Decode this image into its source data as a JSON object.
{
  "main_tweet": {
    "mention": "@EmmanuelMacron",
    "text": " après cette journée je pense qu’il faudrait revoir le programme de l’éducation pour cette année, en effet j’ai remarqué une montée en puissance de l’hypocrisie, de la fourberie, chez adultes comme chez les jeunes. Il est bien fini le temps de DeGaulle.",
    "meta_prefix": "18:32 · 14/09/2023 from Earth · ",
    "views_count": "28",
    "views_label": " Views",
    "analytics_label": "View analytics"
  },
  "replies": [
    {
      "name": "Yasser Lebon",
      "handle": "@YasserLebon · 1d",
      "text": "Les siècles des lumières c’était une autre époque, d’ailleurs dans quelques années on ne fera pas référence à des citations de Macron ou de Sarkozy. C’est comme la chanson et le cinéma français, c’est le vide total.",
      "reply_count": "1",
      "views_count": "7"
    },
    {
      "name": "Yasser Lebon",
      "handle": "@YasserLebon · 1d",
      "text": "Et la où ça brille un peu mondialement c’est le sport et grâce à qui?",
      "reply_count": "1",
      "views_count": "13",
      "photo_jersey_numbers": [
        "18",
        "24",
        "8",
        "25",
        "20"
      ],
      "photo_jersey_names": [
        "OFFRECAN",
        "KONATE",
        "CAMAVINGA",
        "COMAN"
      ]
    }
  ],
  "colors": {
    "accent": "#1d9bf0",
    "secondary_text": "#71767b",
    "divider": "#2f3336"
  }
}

▬▬▬▬▬▬▬▬▬▬

### [Aim]
Return every entry verbatim.

### [Reply to the task]
Decode this image into its source data as a JSON object.
{
  "main_tweet": {
    "mention": "@EmmanuelMacron",
    "text": " après cette journée je pense qu’il faudrait revoir le programme de l’éducation pour cette année, en effet j’ai remarqué une montée en puissance de l’hypocrisie, de la fourberie, chez adultes comme chez les jeunes. Il est bien fini le temps de DeGaulle.",
    "meta_prefix": "18:32 · 14/09/2023 from Earth · ",
    "views_count": "28",
    "views_label": " Views",
    "analytics_label": "View analytics"
  },
  "replies": [
    {
      "name": "Yasser Lebon",
      "handle": "@YasserLebon · 1d",
      "text": "Les siècles des lumières c’était une autre époque, d’ailleurs dans quelques années on ne fera pas référence à des citations de Macron ou de Sarkozy. C’est comme la chanson et le cinéma français, c’est le vide total.",
      "reply_count": "1",
      "views_count": "7"
    },
    {
      "name": "Yasser Lebon",
      "handle": "@YasserLebon · 1d",
      "text": "Et la où ça brille un peu mondialement c’est le sport et grâce à qui?",
      "reply_count": "1",
      "views_count": "13",
      "photo_jersey_numbers": [
        "18",
        "24",
        "8",
        "25",
        "20"
      ],
      "photo_jersey_names": [
        "OFFRECAN",
        "KONATE",
        "CAMAVINGA",
        "COMAN"
      ]
    }
  ],
  "colors": {
    "accent": "#1d9bf0",
    "secondary_text": "#71767b",
    "divider": "#2f3336"
  }
}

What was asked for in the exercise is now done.